Part of a data file
----

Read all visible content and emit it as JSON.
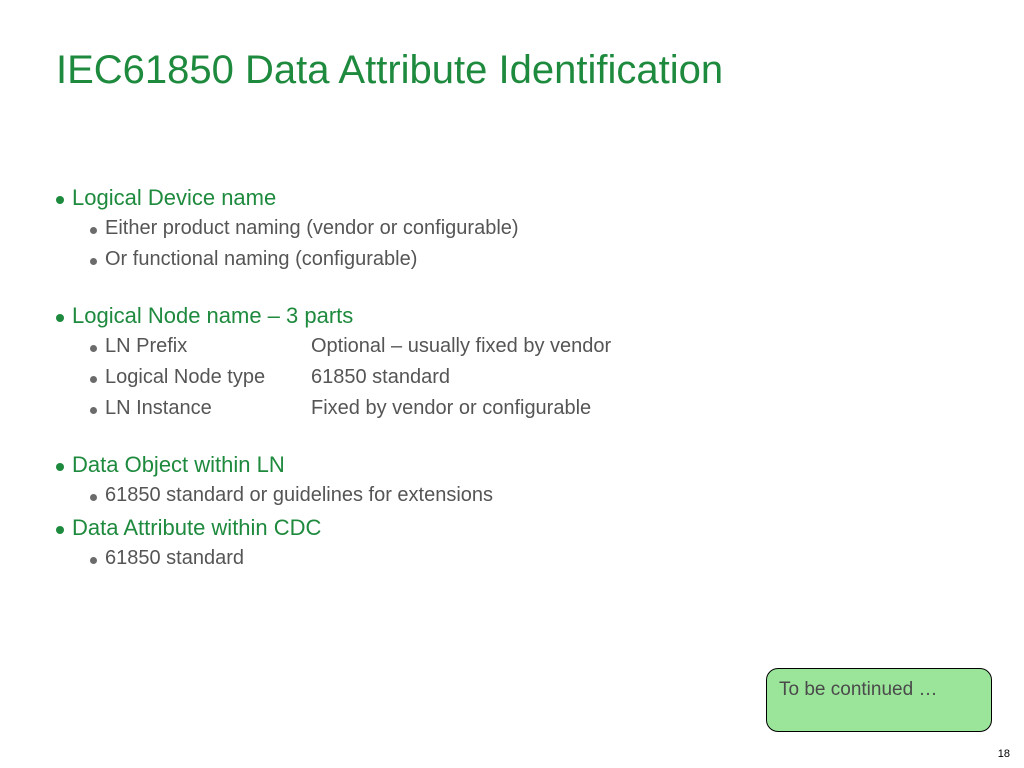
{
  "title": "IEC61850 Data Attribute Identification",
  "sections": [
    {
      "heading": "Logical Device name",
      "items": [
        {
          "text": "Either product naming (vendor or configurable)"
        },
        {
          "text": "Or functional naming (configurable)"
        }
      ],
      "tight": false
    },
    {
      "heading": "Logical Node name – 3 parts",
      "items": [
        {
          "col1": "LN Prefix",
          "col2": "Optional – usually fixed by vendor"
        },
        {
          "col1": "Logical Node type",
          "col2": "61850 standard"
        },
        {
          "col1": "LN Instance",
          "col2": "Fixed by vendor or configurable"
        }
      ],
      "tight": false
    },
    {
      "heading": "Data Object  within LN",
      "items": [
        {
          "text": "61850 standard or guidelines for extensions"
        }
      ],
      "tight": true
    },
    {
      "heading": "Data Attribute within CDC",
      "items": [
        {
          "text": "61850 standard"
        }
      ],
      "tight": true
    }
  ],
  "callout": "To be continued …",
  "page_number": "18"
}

----

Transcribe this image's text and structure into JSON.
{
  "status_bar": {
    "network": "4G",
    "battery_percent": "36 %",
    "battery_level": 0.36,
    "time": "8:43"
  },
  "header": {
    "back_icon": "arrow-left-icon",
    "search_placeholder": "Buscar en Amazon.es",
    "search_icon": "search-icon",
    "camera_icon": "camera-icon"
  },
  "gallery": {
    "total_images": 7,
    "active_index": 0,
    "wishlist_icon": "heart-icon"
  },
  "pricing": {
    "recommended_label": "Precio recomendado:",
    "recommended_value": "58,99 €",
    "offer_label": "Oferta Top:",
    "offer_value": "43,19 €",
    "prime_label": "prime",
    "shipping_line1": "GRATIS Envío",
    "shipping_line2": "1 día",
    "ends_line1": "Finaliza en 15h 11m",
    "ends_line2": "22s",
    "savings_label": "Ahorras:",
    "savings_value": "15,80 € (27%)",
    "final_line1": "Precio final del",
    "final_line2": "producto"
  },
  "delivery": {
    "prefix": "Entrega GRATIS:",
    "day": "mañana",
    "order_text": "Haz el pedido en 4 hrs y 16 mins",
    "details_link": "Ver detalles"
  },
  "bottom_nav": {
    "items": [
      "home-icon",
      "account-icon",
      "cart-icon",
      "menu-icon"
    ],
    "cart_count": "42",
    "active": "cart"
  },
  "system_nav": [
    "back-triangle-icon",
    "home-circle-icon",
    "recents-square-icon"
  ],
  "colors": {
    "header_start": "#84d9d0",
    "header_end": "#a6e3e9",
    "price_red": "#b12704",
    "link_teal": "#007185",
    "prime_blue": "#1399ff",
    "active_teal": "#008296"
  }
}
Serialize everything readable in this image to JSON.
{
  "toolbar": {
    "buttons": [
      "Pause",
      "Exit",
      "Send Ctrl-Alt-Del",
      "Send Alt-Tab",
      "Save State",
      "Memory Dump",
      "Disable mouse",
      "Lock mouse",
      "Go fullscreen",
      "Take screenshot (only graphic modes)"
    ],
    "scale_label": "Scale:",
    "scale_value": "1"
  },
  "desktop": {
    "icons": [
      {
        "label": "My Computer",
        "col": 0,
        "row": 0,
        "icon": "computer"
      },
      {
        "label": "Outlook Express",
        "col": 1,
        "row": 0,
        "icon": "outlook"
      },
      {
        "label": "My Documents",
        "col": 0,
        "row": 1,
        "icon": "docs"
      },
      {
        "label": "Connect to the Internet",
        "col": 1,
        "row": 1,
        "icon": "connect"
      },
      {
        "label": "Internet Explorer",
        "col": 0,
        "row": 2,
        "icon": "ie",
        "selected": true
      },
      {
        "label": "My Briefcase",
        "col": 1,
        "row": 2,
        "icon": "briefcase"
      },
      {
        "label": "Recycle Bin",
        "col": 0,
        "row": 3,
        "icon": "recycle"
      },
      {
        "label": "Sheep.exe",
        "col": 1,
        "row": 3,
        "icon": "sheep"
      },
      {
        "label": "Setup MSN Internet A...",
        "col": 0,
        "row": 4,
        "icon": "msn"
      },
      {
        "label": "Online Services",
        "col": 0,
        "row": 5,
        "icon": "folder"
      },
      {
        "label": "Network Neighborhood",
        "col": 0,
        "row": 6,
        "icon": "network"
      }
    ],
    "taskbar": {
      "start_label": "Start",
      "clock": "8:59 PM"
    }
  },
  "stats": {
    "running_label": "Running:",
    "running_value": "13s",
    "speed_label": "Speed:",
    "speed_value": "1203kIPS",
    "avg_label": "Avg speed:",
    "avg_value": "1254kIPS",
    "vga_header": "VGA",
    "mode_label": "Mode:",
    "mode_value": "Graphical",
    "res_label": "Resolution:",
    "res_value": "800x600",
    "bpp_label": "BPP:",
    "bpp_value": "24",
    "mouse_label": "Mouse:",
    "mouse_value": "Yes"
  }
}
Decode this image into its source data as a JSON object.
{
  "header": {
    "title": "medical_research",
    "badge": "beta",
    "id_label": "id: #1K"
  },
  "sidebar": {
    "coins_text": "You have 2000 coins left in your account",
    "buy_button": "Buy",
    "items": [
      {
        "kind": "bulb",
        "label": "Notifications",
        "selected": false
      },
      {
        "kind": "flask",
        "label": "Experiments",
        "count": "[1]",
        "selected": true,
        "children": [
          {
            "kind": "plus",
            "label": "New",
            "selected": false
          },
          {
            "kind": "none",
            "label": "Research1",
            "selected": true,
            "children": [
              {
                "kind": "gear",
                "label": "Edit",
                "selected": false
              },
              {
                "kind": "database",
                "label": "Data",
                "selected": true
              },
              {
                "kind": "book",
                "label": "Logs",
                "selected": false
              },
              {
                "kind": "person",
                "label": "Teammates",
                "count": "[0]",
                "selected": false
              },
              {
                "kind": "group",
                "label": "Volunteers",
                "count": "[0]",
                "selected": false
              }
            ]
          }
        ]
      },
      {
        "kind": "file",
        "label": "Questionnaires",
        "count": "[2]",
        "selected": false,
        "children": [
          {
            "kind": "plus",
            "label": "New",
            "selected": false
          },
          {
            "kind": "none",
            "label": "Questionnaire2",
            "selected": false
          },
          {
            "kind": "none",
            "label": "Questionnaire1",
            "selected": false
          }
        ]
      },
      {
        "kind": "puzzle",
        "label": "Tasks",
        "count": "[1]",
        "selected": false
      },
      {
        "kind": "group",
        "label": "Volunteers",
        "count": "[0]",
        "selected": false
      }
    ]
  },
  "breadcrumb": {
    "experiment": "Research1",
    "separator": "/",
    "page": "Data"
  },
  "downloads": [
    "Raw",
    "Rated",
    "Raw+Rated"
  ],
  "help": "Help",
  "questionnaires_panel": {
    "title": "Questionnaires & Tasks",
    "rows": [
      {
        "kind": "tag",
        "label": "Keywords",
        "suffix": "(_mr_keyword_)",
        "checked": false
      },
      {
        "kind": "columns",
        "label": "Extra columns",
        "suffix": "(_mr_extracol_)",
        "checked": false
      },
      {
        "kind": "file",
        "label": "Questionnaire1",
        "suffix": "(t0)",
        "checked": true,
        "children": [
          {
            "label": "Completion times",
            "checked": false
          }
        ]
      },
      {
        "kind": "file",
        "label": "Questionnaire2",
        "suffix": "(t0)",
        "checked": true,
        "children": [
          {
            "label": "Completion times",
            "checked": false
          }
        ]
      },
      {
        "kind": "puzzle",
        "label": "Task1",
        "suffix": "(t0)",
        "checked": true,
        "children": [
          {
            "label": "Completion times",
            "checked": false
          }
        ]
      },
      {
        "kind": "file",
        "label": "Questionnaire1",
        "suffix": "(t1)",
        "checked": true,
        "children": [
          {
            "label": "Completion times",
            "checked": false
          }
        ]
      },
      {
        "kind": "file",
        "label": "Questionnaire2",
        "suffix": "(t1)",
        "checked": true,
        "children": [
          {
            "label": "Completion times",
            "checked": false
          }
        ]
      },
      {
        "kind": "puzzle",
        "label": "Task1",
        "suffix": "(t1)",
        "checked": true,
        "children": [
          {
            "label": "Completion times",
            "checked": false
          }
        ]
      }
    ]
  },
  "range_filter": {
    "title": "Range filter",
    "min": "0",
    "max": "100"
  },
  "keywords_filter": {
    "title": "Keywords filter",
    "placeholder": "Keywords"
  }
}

----

Given exercise: For each line above that contains the word "into", copy that line.

Result:
Transcribe this image's text and structure into JSON.
Decode this image into its source data as a JSON object.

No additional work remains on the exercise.